* Given exercise:
Pictures stay out of the copy; restate everything else in the material exactly.

* Entries provided:
>> Begin
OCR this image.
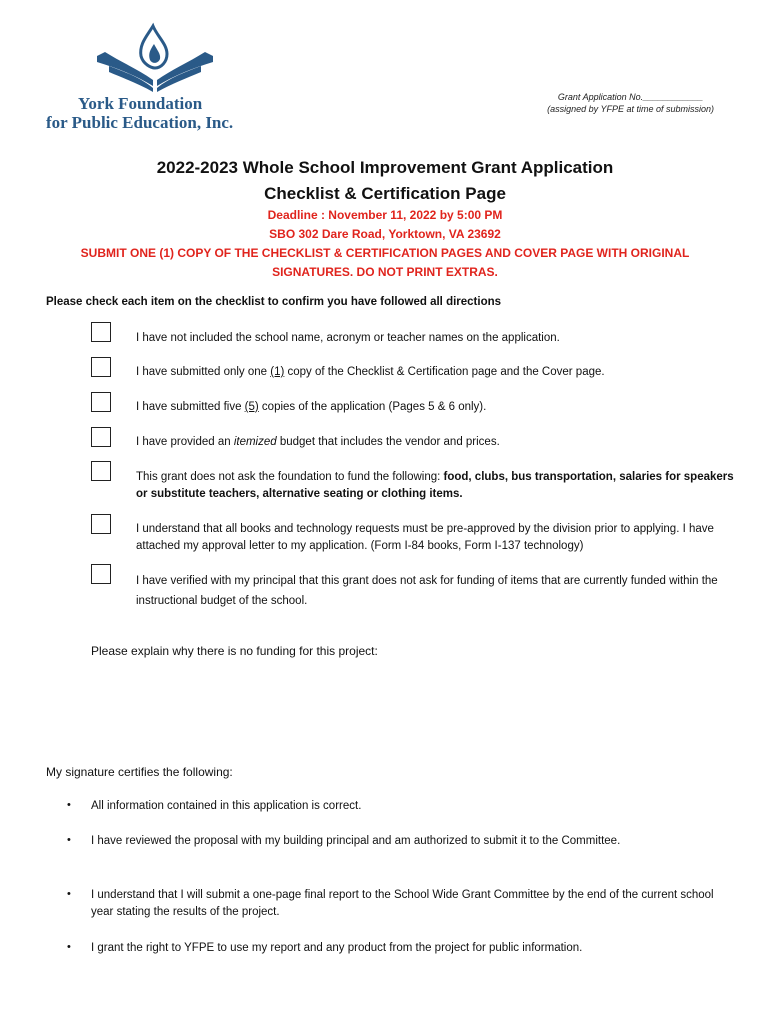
York Foundation
for Public Education, Inc.
Grant Application No.____________
(assigned by YFPE at time of submission)
2022-2023 Whole School Improvement Grant Application
Checklist & Certification Page
Deadline : November 11, 2022 by 5:00 PM
SBO 302 Dare Road, Yorktown, VA 23692
SUBMIT ONE (1) COPY OF THE CHECKLIST & CERTIFICATION PAGES AND COVER PAGE WITH ORIGINAL
SIGNATURES. DO NOT PRINT EXTRAS.
Please check each item on the checklist to confirm you have followed all directions
I have not included the school name, acronym or teacher names on the application.
I have submitted only one (1) copy of the Checklist & Certification page and the Cover page.
I have submitted five (5) copies of the application (Pages 5 & 6 only).
I have provided an itemized budget that includes the vendor and prices.
This grant does not ask the foundation to fund the following: food, clubs, bus transportation, salaries for speakers or substitute teachers, alternative seating or clothing items.
I understand that all books and technology requests must be pre-approved by the division prior to applying. I have attached my approval letter to my application. (Form I-84 books, Form I-137 technology)
I have verified with my principal that this grant does not ask for funding of items that are currently funded within the instructional budget of the school.
Please explain why there is no funding for this project:
My signature certifies the following:
• All information contained in this application is correct.
• I have reviewed the proposal with my building principal and am authorized to submit it to the Committee.
• I understand that I will submit a one-page final report to the School Wide Grant Committee by the end of the current school year stating the results of the project.
• I grant the right to YFPE to use my report and any product from the project for public information.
>> End
* Output:
OCR this image.
York Foundation
for Public Education, Inc.
Grant Application No.____________
(assigned by YFPE at time of submission)
2022-2023 Whole School Improvement Grant Application
Checklist & Certification Page
Deadline : November 11, 2022 by 5:00 PM
SBO 302 Dare Road, Yorktown, VA 23692
SUBMIT ONE (1) COPY OF THE CHECKLIST & CERTIFICATION PAGES AND COVER PAGE WITH ORIGINAL
SIGNATURES. DO NOT PRINT EXTRAS.
Please check each item on the checklist to confirm you have followed all directions
I have not included the school name, acronym or teacher names on the application.
I have submitted only one (1) copy of the Checklist & Certification page and the Cover page.
I have submitted five (5) copies of the application (Pages 5 & 6 only).
I have provided an itemized budget that includes the vendor and prices.
This grant does not ask the foundation to fund the following: food, clubs, bus transportation, salaries for speakers or substitute teachers, alternative seating or clothing items.
I understand that all books and technology requests must be pre-approved by the division prior to applying. I have attached my approval letter to my application. (Form I-84 books, Form I-137 technology)
I have verified with my principal that this grant does not ask for funding of items that are currently funded within the instructional budget of the school.
Please explain why there is no funding for this project:
My signature certifies the following:
• All information contained in this application is correct.
• I have reviewed the proposal with my building principal and am authorized to submit it to the Committee.
• I understand that I will submit a one-page final report to the School Wide Grant Committee by the end of the current school year stating the results of the project.
• I grant the right to YFPE to use my report and any product from the project for public information.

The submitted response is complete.